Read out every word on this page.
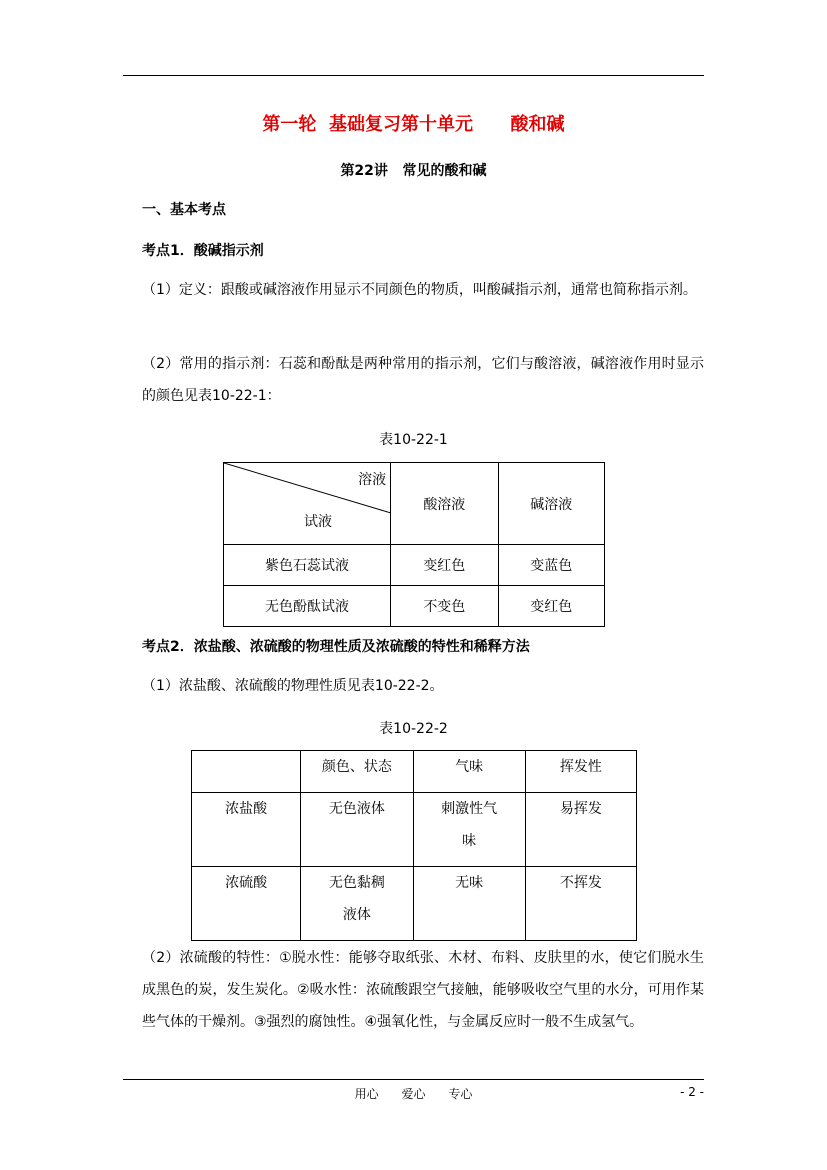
第一轮  基础复习第十单元      酸和碱
第22讲   常见的酸和碱
一、基本考点
考点1．酸碱指示剂
（1）定义：跟酸或碱溶液作用显示不同颜色的物质，叫酸碱指示剂，通常也简称指示剂。
（2）常用的指示剂：石蕊和酚酞是两种常用的指示剂，它们与酸溶液，碱溶液作用时显示的颜色见表10-22-1：
表10-22-1
溶液
试液	酸溶液	碱溶液
紫色石蕊试液	变红色	变蓝色
无色酚酞试液	不变色	变红色
考点2．浓盐酸、浓硫酸的物理性质及浓硫酸的特性和稀释方法
（1）浓盐酸、浓硫酸的物理性质见表10-22-2。
表10-22-2
	颜色、状态	气味	挥发性
浓盐酸	无色液体	刺激性气味	易挥发
浓硫酸	无色黏稠液体	无味	不挥发
（2）浓硫酸的特性：①脱水性：能够夺取纸张、木材、布料、皮肤里的水，使它们脱水生成黑色的炭，发生炭化。②吸水性：浓硫酸跟空气接触，能够吸收空气里的水分，可用作某些气体的干燥剂。③强烈的腐蚀性。④强氧化性，与金属反应时一般不生成氢气。
用心      爱心      专心	- 2 -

--

--- Aim ---
Restate the data above word for word. Do not include the images.

--- Output for this exercise ---
Read out every word on this page.
第一轮  基础复习第十单元      酸和碱
第22讲   常见的酸和碱
一、基本考点
考点1．酸碱指示剂
（1）定义：跟酸或碱溶液作用显示不同颜色的物质，叫酸碱指示剂，通常也简称指示剂。
（2）常用的指示剂：石蕊和酚酞是两种常用的指示剂，它们与酸溶液，碱溶液作用时显示的颜色见表10-22-1：
表10-22-1
溶液
试液	酸溶液	碱溶液
紫色石蕊试液	变红色	变蓝色
无色酚酞试液	不变色	变红色
考点2．浓盐酸、浓硫酸的物理性质及浓硫酸的特性和稀释方法
（1）浓盐酸、浓硫酸的物理性质见表10-22-2。
表10-22-2
	颜色、状态	气味	挥发性
浓盐酸	无色液体	刺激性气味	易挥发
浓硫酸	无色黏稠液体	无味	不挥发
（2）浓硫酸的特性：①脱水性：能够夺取纸张、木材、布料、皮肤里的水，使它们脱水生成黑色的炭，发生炭化。②吸水性：浓硫酸跟空气接触，能够吸收空气里的水分，可用作某些气体的干燥剂。③强烈的腐蚀性。④强氧化性，与金属反应时一般不生成氢气。
用心      爱心      专心	- 2 -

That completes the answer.